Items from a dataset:

-- Opening Marker --

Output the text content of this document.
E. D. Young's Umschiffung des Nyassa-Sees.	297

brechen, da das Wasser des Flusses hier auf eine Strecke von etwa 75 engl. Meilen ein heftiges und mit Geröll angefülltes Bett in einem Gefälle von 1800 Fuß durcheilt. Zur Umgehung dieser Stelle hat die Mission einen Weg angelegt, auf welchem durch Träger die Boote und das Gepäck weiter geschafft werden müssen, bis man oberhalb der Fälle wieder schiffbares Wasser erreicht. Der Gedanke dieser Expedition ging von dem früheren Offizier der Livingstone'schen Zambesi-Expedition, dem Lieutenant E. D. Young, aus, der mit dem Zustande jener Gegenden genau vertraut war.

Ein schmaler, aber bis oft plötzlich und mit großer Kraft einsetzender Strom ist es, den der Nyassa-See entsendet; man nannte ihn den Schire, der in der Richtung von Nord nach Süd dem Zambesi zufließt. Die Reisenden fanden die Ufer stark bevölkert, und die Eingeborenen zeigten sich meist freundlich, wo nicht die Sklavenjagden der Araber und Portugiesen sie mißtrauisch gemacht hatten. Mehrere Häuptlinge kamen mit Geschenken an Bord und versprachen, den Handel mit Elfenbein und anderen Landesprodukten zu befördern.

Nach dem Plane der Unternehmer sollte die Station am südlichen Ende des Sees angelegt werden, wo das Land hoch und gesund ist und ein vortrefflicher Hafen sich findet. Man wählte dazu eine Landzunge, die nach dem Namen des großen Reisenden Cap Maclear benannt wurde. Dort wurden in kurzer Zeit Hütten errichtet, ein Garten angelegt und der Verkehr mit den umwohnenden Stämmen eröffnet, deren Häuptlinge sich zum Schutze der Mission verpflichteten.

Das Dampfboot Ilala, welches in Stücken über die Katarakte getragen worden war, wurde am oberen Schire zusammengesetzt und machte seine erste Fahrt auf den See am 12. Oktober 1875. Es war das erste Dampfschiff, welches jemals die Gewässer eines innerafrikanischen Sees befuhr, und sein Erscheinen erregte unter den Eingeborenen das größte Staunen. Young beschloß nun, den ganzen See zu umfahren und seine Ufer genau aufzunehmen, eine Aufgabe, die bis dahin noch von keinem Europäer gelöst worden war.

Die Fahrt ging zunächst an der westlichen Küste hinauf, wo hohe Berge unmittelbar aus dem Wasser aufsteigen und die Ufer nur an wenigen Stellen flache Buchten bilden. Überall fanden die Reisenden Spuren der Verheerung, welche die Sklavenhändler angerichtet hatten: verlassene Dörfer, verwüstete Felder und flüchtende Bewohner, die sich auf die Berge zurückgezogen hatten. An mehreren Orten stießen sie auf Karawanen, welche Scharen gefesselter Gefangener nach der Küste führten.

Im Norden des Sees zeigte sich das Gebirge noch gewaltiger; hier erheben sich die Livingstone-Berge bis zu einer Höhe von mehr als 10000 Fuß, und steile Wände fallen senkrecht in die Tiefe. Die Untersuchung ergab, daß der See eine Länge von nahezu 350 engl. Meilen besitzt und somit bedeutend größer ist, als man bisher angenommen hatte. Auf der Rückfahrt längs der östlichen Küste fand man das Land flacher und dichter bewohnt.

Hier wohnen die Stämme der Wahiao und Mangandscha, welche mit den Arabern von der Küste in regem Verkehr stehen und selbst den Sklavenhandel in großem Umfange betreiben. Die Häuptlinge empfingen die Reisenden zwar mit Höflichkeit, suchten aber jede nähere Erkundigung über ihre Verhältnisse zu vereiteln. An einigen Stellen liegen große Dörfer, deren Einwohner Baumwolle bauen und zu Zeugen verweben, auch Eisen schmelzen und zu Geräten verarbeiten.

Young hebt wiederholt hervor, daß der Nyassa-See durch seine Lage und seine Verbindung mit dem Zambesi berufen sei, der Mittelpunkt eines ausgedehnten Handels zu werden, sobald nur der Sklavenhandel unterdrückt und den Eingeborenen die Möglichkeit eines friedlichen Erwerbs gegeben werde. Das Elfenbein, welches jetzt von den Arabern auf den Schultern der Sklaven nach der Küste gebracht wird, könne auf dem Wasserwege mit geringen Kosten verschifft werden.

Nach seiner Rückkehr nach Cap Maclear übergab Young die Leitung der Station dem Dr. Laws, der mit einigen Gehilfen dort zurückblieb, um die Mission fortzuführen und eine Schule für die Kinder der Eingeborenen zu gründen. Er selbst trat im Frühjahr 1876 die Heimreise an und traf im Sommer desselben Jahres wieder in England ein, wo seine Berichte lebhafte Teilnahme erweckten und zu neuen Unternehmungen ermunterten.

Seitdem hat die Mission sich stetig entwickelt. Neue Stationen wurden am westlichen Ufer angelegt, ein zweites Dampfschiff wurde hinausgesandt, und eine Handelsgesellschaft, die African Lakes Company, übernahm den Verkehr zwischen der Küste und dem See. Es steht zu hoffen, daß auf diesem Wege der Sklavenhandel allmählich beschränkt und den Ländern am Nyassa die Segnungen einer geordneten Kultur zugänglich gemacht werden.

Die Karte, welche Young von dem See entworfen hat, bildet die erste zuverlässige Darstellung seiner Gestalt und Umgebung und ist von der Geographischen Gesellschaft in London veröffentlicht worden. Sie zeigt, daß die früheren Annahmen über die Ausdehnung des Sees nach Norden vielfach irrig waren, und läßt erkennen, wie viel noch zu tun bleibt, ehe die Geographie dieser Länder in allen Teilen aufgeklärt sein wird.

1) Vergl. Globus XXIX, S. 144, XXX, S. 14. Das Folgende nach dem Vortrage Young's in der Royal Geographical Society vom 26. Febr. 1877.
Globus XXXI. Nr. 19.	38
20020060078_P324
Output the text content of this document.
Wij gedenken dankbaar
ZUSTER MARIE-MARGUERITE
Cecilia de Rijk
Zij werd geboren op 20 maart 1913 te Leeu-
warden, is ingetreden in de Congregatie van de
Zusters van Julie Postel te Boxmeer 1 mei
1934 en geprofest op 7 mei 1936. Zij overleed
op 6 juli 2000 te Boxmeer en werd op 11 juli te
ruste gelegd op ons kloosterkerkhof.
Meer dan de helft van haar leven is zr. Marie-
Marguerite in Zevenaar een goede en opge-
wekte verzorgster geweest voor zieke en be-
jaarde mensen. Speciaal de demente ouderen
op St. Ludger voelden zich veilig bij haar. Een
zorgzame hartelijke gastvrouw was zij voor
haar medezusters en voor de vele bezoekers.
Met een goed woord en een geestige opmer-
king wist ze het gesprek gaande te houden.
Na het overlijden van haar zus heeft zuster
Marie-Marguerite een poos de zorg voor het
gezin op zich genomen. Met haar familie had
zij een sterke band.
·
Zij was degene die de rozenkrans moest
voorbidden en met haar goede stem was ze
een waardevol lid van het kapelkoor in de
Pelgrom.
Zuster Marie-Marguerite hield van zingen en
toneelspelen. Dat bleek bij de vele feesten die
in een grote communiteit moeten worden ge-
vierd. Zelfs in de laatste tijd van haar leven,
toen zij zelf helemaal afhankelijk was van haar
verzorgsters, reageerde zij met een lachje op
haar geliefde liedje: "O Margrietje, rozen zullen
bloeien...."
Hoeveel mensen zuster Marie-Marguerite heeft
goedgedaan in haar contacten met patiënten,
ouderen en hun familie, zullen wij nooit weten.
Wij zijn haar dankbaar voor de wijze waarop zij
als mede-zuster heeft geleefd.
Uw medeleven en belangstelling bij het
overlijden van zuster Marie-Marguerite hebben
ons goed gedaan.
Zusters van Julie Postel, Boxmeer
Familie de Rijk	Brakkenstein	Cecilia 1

-- Closing Marker --

Pull every line containing the string "Arabern" out of the data above and copy it.

Hier wohnen die Stämme der Wahiao und Mangandscha, welche mit den Arabern von der Küste in regem Verkehr stehen und selbst den Sklavenhandel in großem Umfange betreiben. Die Häuptlinge empfingen die Reisenden zwar mit Höflichkeit, suchten aber jede nähere Erkundigung über ihre Verhältnisse zu vereiteln. An einigen Stellen liegen große Dörfer, deren Einwohner Baumwolle bauen und zu Zeugen verweben, auch Eisen schmelzen und zu Geräten verarbeiten.
Young hebt wiederholt hervor, daß der Nyassa-See durch seine Lage und seine Verbindung mit dem Zambesi berufen sei, der Mittelpunkt eines ausgedehnten Handels zu werden, sobald nur der Sklavenhandel unterdrückt und den Eingeborenen die Möglichkeit eines friedlichen Erwerbs gegeben werde. Das Elfenbein, welches jetzt von den Arabern auf den Schultern der Sklaven nach der Küste gebracht wird, könne auf dem Wasserwege mit geringen Kosten verschifft werden.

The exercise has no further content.